• [DATA LINES]
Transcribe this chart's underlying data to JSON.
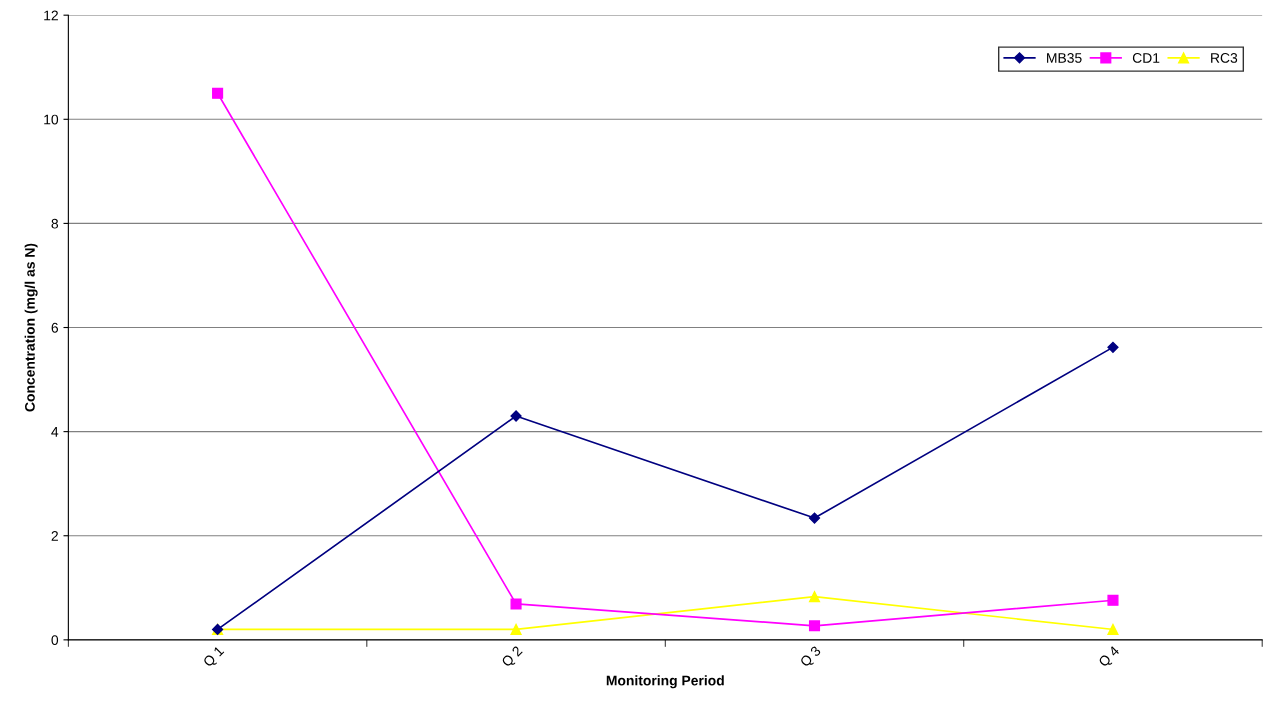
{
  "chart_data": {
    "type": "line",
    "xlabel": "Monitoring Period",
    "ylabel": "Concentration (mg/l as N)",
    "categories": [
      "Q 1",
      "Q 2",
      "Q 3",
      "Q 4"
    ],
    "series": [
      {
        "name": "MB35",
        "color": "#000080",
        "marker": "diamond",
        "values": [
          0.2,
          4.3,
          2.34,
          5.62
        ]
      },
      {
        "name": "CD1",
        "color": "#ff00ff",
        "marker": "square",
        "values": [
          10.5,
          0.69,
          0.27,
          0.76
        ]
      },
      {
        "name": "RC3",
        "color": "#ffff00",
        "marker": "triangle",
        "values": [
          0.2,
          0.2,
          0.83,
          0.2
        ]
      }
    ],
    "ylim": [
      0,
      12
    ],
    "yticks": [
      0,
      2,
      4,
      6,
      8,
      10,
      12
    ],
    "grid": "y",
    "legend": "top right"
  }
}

• [WHAT IS EXPECTED] Output the material word for word, omitting its pictures.

• [FULL ANSWER]
Transcribe this chart's underlying data to JSON.
{
  "chart_data": {
    "type": "line",
    "xlabel": "Monitoring Period",
    "ylabel": "Concentration (mg/l as N)",
    "categories": [
      "Q 1",
      "Q 2",
      "Q 3",
      "Q 4"
    ],
    "series": [
      {
        "name": "MB35",
        "color": "#000080",
        "marker": "diamond",
        "values": [
          0.2,
          4.3,
          2.34,
          5.62
        ]
      },
      {
        "name": "CD1",
        "color": "#ff00ff",
        "marker": "square",
        "values": [
          10.5,
          0.69,
          0.27,
          0.76
        ]
      },
      {
        "name": "RC3",
        "color": "#ffff00",
        "marker": "triangle",
        "values": [
          0.2,
          0.2,
          0.83,
          0.2
        ]
      }
    ],
    "ylim": [
      0,
      12
    ],
    "yticks": [
      0,
      2,
      4,
      6,
      8,
      10,
      12
    ],
    "grid": "y",
    "legend": "top right"
  }
}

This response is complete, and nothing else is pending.